All lines in the data bearing the string "przedsiębiorstwami" should be identified and copied.

BEGIN RECORDS FOR THE EXERCISE

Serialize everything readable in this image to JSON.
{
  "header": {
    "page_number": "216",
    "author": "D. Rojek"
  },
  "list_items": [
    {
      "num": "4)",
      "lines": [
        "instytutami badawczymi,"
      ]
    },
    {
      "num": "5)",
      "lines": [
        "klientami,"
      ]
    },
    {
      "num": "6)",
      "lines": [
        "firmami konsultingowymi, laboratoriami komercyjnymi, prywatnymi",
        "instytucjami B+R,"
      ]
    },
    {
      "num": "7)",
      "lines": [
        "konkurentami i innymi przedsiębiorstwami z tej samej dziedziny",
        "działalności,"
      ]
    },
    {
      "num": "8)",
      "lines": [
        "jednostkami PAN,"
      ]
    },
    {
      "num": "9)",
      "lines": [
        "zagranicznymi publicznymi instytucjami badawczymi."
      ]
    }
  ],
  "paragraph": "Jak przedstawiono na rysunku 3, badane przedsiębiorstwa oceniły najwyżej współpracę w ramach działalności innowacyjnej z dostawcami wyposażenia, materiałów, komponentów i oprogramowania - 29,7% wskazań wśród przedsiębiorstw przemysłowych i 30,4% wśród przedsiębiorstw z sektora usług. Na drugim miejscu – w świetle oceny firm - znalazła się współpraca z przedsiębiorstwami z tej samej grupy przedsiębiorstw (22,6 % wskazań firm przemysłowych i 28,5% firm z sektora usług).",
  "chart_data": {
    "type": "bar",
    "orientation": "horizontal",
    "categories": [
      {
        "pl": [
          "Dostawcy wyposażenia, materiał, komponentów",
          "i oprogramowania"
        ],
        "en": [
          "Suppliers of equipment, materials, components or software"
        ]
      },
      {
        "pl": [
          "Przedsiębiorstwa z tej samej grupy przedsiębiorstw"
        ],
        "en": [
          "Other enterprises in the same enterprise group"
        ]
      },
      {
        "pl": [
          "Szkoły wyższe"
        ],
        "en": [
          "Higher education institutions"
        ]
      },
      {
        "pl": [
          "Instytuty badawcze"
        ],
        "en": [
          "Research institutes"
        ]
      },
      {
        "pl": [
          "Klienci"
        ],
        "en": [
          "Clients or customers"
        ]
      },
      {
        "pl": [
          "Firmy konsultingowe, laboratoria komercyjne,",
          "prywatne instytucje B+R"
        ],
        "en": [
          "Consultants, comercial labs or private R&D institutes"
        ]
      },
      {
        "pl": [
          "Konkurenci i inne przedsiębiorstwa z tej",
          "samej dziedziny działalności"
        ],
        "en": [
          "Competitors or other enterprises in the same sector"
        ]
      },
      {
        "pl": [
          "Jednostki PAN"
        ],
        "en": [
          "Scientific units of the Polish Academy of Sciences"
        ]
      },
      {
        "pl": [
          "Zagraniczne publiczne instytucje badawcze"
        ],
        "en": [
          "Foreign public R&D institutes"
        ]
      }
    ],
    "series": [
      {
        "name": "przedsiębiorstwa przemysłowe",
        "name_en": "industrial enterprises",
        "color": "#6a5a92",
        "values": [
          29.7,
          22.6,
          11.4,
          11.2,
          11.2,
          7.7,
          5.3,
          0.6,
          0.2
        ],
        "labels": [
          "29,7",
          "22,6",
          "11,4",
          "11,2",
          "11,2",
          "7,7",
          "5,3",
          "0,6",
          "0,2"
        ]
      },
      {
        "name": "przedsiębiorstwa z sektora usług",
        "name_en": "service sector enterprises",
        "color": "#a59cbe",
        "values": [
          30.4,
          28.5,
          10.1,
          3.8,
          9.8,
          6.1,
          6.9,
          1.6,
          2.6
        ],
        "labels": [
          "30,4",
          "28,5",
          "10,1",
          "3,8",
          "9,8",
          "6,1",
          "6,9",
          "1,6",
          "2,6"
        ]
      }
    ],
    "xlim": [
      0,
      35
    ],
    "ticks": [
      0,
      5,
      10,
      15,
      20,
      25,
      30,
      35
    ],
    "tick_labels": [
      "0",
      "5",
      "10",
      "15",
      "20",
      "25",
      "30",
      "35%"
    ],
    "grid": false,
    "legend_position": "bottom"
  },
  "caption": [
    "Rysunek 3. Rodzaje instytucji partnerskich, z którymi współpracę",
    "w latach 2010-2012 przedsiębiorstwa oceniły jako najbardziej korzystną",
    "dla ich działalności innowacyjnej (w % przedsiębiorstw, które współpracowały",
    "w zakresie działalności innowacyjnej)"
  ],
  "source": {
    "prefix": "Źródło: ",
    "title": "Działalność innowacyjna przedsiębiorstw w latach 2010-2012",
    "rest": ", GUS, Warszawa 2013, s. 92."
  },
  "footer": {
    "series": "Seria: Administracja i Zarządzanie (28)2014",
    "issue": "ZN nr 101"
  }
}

END RECORDS FOR THE EXERCISE

- _RESPONSE TO THE EXERCISE_
        "konkurentami i innymi przedsiębiorstwami z tej samej dziedziny",
  "paragraph": "Jak przedstawiono na rysunku 3, badane przedsiębiorstwa oceniły najwyżej współpracę w ramach działalności innowacyjnej z dostawcami wyposażenia, materiałów, komponentów i oprogramowania - 29,7% wskazań wśród przedsiębiorstw przemysłowych i 30,4% wśród przedsiębiorstw z sektora usług. Na drugim miejscu – w świetle oceny firm - znalazła się współpraca z przedsiębiorstwami z tej samej grupy przedsiębiorstw (22,6 % wskazań firm przemysłowych i 28,5% firm z sektora usług).",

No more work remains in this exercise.